I've been running a Polymarket trading bot since April 2026. 3,292 predictions placed. And for the first two months, I was flying blind.
No dashboard. Just raw terminal logs scrolling past. P&L buried in JSON files. No way to know in real-time if the bot was winning, losing, stuck, or silently dead.
So I built a dashboard. And it nearly broke me.
This is everything I wish someone had told me before I started - the architecture decisions, the shocking edge cases, the WebSocket nightmares, the data problems that only appear at 2am when your bot is live.
What the Dashboard Needed to Do
Before writing a single line of code I listed the minimum viable features:
- Real-time P&L - know my current profit/loss without opening a spreadsheet
- Live trade signals - see what the bot is considering entering right now
- Position tracker - all open positions with entry price, current odds, unrealized P&L
- Bot health monitor - is the bot alive? when did it last fire? is the API connection healthy?

EXTRACTED ENTRIES:
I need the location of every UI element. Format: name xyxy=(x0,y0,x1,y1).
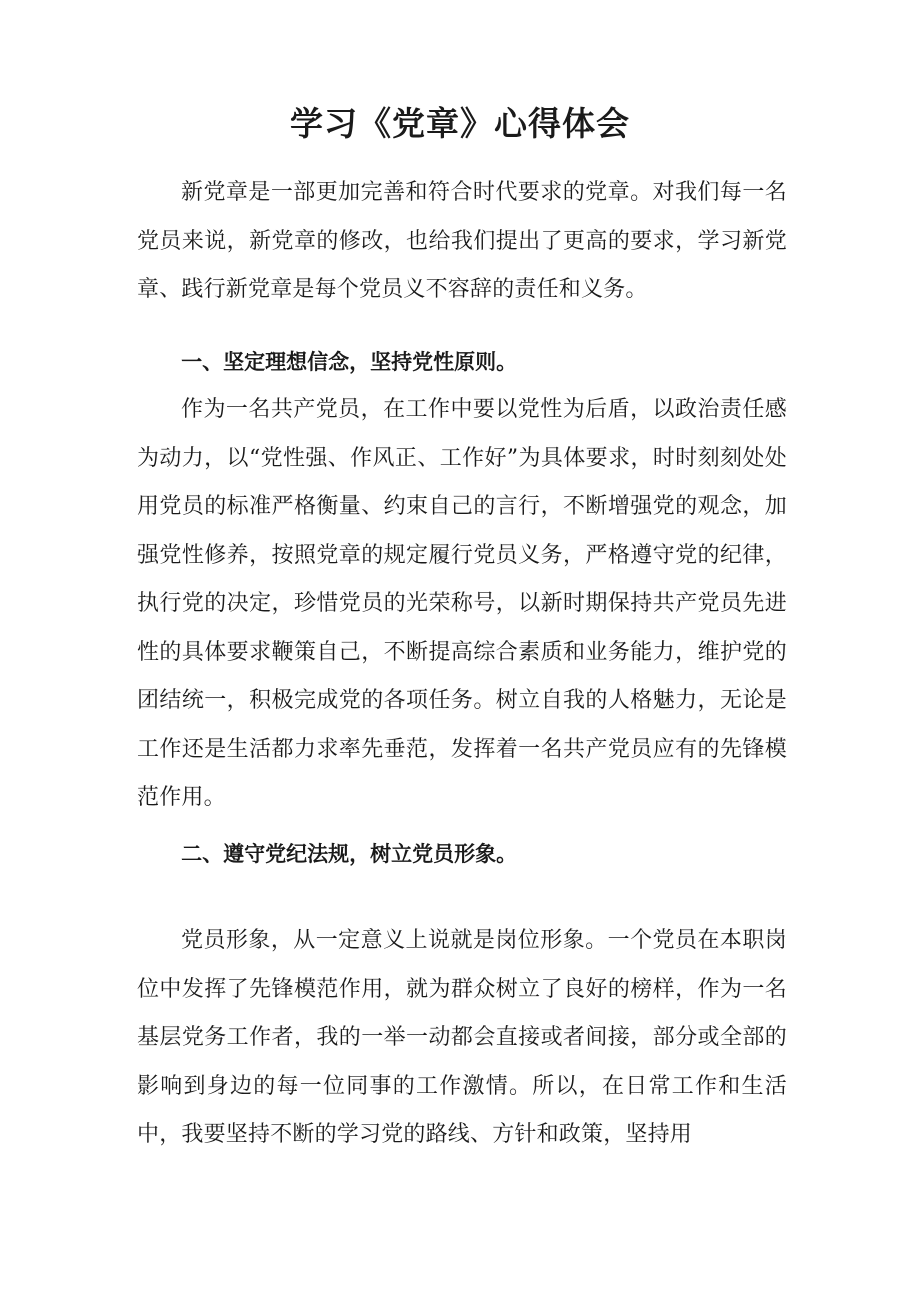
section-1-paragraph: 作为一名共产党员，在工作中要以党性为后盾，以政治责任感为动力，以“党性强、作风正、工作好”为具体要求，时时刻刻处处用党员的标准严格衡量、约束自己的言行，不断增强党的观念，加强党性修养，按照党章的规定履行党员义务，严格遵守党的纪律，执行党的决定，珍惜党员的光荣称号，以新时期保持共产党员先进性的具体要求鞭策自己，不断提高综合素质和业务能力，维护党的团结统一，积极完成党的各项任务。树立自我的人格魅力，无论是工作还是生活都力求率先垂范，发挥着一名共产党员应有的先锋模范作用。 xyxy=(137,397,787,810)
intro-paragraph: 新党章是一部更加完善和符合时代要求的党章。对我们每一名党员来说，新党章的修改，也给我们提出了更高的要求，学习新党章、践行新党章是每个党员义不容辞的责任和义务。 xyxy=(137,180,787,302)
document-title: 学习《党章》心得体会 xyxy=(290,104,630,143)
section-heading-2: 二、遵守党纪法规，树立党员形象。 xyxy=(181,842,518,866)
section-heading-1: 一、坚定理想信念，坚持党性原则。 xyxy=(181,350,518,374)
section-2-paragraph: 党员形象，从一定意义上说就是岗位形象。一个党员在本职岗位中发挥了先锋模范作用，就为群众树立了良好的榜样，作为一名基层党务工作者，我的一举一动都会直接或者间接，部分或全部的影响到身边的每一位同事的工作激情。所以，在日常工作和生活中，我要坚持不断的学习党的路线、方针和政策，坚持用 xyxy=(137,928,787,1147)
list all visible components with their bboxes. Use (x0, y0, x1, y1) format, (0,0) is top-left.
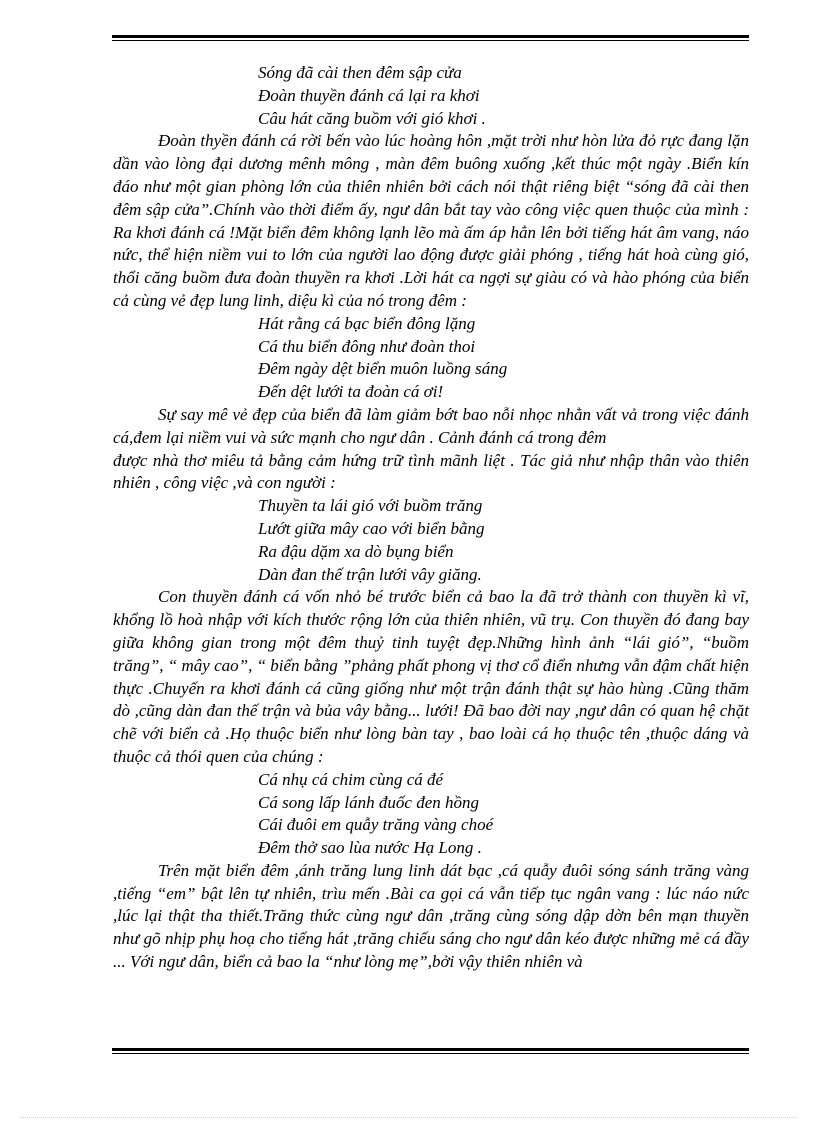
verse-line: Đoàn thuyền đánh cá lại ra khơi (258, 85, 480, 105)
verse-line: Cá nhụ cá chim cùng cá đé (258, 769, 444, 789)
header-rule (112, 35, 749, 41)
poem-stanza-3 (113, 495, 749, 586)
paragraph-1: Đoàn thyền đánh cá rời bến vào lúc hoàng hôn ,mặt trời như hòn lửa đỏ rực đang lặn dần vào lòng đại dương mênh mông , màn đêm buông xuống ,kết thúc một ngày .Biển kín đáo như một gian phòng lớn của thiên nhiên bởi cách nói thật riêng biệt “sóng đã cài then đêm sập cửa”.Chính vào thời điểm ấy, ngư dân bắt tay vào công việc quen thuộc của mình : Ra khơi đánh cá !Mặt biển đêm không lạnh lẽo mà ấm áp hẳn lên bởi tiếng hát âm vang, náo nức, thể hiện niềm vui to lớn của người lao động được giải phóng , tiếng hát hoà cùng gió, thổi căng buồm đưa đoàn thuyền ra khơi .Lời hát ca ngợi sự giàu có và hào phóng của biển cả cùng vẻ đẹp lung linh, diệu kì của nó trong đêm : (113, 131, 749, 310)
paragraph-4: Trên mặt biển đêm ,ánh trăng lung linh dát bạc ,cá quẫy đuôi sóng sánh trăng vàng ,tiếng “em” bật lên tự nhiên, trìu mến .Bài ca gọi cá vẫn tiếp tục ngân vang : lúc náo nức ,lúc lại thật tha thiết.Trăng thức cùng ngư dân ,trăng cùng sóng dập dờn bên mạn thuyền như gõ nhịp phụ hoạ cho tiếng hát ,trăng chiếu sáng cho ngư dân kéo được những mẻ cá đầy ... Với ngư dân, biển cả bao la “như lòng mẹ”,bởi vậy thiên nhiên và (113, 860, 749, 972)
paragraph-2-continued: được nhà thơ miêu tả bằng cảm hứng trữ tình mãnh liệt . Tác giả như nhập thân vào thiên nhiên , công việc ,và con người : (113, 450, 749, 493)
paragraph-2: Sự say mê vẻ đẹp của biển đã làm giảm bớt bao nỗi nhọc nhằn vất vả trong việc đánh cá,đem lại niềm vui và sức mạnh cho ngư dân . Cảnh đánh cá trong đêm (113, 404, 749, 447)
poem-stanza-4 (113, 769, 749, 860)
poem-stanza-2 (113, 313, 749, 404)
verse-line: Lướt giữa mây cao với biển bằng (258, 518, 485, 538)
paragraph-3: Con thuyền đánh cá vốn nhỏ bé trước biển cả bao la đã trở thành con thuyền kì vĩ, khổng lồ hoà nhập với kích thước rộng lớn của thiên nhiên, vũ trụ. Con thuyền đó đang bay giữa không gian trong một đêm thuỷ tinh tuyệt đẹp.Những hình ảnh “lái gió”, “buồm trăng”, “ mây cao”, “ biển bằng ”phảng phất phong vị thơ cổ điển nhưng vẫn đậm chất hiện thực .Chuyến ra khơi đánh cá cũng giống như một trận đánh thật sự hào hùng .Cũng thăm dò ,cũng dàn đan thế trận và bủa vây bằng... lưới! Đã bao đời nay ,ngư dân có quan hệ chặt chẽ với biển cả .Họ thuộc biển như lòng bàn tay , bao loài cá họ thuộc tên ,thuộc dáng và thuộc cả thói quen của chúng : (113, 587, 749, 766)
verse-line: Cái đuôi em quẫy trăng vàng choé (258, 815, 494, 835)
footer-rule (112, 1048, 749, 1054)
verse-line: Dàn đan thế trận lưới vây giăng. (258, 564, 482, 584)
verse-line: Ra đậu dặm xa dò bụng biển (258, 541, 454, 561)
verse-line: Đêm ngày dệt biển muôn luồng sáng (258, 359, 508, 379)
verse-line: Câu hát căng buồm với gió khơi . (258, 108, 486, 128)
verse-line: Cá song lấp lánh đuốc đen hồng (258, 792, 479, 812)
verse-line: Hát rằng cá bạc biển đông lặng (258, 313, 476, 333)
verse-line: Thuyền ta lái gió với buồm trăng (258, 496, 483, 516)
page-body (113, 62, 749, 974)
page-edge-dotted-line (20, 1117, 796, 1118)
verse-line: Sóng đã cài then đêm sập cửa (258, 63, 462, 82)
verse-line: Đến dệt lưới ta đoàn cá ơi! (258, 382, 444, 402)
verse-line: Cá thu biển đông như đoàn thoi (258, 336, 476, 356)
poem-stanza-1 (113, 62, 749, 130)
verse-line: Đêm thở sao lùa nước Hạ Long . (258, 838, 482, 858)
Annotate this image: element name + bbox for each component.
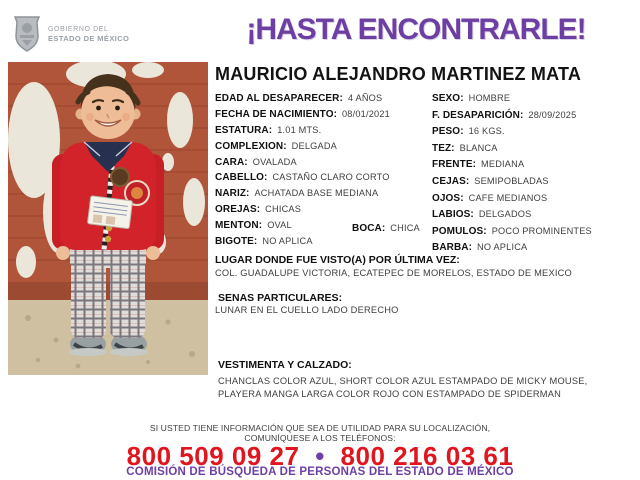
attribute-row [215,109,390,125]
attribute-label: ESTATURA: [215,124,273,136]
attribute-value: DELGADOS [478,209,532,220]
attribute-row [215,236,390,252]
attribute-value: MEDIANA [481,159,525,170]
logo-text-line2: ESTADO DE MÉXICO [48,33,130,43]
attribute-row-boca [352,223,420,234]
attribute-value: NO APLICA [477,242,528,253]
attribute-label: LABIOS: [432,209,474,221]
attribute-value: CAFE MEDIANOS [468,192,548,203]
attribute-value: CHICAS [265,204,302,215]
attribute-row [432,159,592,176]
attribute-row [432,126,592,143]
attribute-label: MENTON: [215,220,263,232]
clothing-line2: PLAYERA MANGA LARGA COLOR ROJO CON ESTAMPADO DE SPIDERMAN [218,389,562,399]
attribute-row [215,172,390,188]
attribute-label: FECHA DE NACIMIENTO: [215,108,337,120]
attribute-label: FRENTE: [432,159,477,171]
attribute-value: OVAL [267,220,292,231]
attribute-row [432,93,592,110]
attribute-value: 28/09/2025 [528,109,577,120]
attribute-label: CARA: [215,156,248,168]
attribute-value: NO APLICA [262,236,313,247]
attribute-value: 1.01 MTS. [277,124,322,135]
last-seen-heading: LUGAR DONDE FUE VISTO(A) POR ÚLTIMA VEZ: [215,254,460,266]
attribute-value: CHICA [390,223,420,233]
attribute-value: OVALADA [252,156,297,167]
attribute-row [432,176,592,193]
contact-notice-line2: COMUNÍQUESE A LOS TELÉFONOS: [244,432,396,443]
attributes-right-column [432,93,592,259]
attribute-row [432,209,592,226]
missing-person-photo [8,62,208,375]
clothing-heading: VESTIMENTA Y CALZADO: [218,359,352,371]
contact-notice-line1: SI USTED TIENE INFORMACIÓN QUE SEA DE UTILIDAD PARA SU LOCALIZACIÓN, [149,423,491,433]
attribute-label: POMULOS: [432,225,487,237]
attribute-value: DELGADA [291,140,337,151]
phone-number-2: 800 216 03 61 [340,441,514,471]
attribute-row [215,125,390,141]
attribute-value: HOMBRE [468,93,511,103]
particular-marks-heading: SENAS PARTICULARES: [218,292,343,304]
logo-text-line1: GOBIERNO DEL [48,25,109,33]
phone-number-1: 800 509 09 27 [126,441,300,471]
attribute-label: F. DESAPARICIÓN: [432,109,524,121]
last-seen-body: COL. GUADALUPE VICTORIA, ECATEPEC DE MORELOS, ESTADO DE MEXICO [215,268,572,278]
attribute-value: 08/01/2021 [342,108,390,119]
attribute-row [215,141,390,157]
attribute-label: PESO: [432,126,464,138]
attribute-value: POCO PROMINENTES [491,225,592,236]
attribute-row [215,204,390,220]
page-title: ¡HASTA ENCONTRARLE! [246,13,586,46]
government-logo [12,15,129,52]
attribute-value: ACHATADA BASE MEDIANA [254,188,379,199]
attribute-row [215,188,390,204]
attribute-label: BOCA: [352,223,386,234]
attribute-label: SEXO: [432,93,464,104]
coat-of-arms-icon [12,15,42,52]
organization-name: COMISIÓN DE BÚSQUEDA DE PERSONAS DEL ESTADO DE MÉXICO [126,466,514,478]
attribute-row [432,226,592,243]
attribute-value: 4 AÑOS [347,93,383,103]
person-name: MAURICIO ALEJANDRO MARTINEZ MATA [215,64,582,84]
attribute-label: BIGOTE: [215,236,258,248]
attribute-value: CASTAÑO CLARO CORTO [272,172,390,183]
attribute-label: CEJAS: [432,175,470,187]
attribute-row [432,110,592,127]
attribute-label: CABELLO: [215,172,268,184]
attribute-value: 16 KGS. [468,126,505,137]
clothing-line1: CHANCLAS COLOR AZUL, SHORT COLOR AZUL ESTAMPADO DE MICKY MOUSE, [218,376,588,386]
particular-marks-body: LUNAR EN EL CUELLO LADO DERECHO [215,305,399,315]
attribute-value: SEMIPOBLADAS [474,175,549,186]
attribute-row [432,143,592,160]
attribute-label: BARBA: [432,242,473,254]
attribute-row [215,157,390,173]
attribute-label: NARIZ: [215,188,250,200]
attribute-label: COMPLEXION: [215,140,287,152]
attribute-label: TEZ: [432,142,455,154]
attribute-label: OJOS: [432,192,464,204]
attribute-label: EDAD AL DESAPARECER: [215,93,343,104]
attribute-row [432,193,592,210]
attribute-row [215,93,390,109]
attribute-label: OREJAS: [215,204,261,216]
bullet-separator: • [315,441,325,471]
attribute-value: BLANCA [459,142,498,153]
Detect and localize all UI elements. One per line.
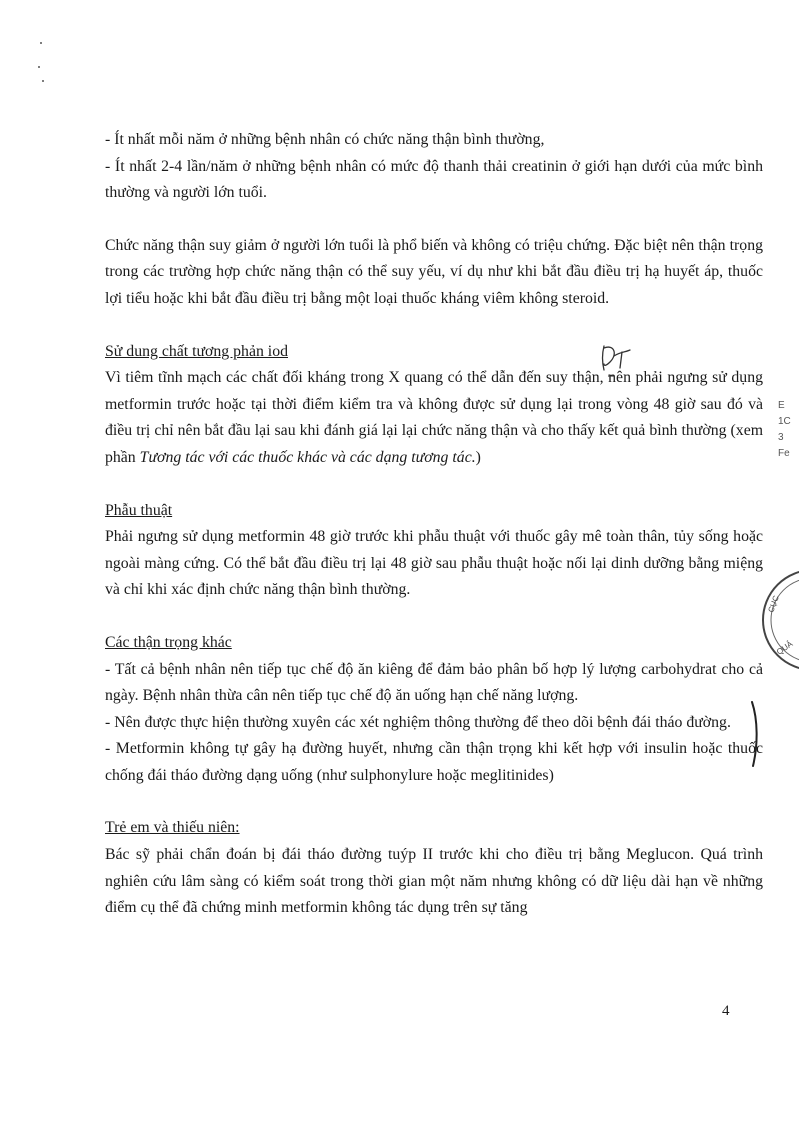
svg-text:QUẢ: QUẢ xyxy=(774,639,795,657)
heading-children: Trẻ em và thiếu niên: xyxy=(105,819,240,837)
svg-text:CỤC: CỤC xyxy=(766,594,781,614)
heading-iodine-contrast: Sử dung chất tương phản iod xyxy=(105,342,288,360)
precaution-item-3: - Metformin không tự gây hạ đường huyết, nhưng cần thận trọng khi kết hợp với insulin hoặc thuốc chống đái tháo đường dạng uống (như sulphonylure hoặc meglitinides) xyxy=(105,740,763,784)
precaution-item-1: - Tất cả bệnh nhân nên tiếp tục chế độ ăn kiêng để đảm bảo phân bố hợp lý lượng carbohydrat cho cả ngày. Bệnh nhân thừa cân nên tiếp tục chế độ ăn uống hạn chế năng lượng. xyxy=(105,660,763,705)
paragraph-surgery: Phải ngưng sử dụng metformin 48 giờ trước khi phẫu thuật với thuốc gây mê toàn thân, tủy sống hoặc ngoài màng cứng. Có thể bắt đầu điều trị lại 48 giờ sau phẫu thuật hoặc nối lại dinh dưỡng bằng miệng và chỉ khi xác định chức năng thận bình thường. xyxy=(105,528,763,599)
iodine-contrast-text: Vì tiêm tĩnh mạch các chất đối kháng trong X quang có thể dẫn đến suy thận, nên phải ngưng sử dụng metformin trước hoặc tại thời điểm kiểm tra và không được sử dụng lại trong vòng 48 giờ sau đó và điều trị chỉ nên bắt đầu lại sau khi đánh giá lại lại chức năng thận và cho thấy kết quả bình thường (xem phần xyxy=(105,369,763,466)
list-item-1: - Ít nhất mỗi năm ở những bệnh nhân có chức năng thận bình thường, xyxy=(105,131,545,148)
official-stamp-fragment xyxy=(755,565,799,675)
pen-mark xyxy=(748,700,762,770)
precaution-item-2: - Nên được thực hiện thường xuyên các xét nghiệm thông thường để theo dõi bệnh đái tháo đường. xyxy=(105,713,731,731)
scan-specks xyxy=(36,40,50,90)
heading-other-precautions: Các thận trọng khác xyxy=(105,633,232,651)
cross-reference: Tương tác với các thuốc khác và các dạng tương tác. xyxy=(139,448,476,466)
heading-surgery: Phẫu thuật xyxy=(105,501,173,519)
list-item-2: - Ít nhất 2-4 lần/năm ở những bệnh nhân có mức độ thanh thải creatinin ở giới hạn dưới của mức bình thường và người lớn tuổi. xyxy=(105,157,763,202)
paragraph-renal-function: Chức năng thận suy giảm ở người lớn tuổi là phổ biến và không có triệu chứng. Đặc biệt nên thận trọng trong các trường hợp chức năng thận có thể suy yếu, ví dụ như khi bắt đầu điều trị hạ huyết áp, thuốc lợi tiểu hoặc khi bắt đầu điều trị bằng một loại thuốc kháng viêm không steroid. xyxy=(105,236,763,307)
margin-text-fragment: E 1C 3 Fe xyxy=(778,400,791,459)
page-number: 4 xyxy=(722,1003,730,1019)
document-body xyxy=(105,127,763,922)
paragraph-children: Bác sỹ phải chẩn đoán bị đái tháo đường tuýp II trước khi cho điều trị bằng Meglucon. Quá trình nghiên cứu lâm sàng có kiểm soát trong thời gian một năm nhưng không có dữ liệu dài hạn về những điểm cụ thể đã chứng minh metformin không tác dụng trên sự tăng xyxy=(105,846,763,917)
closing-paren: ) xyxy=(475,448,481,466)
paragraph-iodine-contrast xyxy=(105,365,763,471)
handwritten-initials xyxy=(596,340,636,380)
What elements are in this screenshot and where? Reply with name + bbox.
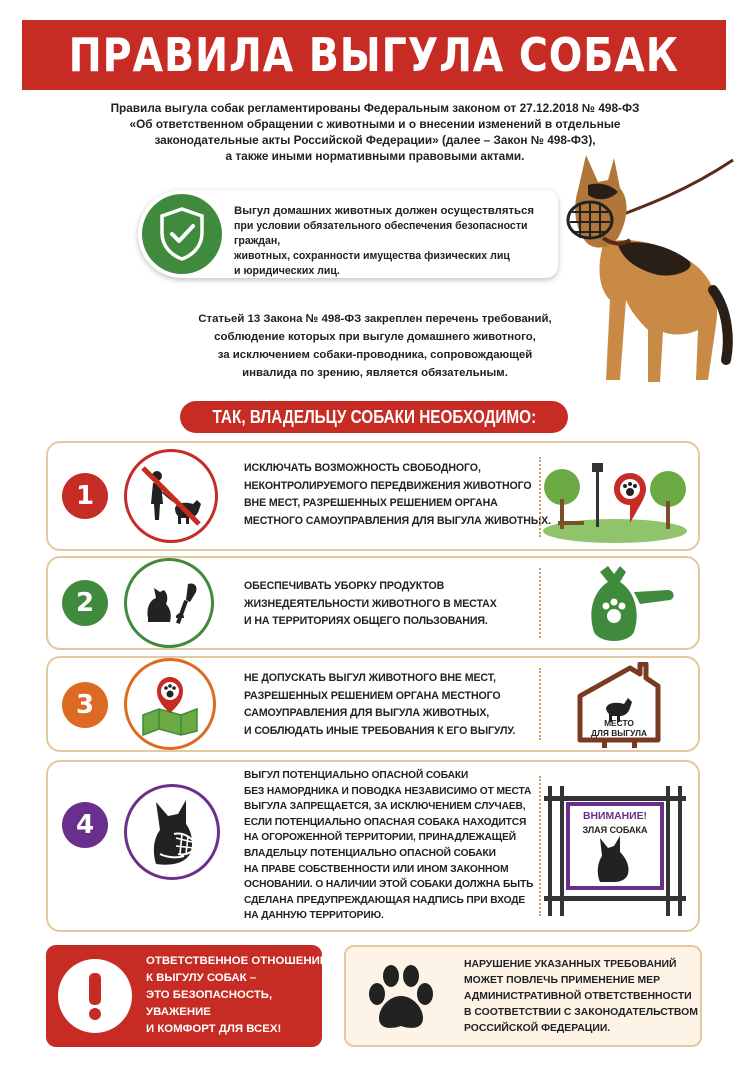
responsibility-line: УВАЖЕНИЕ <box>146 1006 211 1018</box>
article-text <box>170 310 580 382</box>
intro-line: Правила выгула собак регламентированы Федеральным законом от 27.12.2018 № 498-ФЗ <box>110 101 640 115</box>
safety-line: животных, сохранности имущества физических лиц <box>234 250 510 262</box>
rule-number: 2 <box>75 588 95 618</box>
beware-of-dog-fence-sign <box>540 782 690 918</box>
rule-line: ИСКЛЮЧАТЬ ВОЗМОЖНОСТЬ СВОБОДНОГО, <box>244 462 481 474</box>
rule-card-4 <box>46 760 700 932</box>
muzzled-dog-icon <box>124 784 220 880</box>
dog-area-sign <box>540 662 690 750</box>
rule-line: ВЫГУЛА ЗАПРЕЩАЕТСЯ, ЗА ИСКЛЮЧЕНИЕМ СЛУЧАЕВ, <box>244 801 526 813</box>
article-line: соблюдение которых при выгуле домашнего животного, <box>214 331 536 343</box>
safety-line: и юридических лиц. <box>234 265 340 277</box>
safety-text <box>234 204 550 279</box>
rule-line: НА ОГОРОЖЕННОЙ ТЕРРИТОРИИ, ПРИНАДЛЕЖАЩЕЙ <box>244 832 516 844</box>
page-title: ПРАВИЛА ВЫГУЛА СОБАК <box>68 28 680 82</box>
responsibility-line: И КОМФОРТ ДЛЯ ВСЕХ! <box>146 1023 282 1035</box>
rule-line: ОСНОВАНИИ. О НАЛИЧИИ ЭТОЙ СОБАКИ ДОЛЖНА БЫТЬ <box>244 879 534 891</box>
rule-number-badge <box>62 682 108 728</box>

REQUESTS:
1 > In the Polymarket bot dashboard post, how would you render the sentence "I've been running a Polymarket trading bot since April 2026." in Spanish?
2 > Answer these about the Polymarket bot dashboard post:
(a) How many predictions has the bot placed?
(b) Before the dashboard existed, where was the P&L buried?
(c) Which details does the position tracker show for each open position?
3 > Can you pick up the Polymarket bot dashboard post after its final line and keep writing it?

TASK-BY-TASK OUTPUTS:
1 > He estado operando un bot de trading en Polymarket desde abril de 2026.

2 >
(a) 3,292.
(b) In JSON files.
(c) Entry price, current odds and unrealized P&L.

3 >
- Win rate stats - rolling win rate, average ROI per trade, total predictions
- Market odds display - live Polymarket odds for markets the bot is watching
Simple list. Absolute nightmare to build correctly.
The Stack I Chose
Frontend: React + Recharts + TailwindCSS
Backend: FastAPI (Python)
Real-time: WebSocket (native browser API + Python websockets library)
Database: SQLite (local) → PostgreSQL (production)
Data: Polymarket CLOB API + GAMMA API
Hosting: VPS (Ubuntu) + Nginx reverse proxy
Why FastAPI over Flask? Server-sent events and WebSocket support are first-class. With Flask I was fighting the framework. FastAPI just works.
Why SQLite first? Because premature optimization is real. SQLite handled 3,000+ trade records without breaking a sweat. I only moved to Postgres when I needed concurrent writes from multiple bot processes.
Shocking Problem #1: The WebSocket That Lies to You
This one cost me three days.
Polymarket's CLOB WebSocket connection appears to stay open even when it's dead. The readyState shows OPEN. No error fires. No disconnect event. The connection is just... silently delivering nothing.
I built my dashboard assuming that if the WebSocket was open, it was working. My odds display would show data frozen from 40 minutes ago while I assumed everything was live.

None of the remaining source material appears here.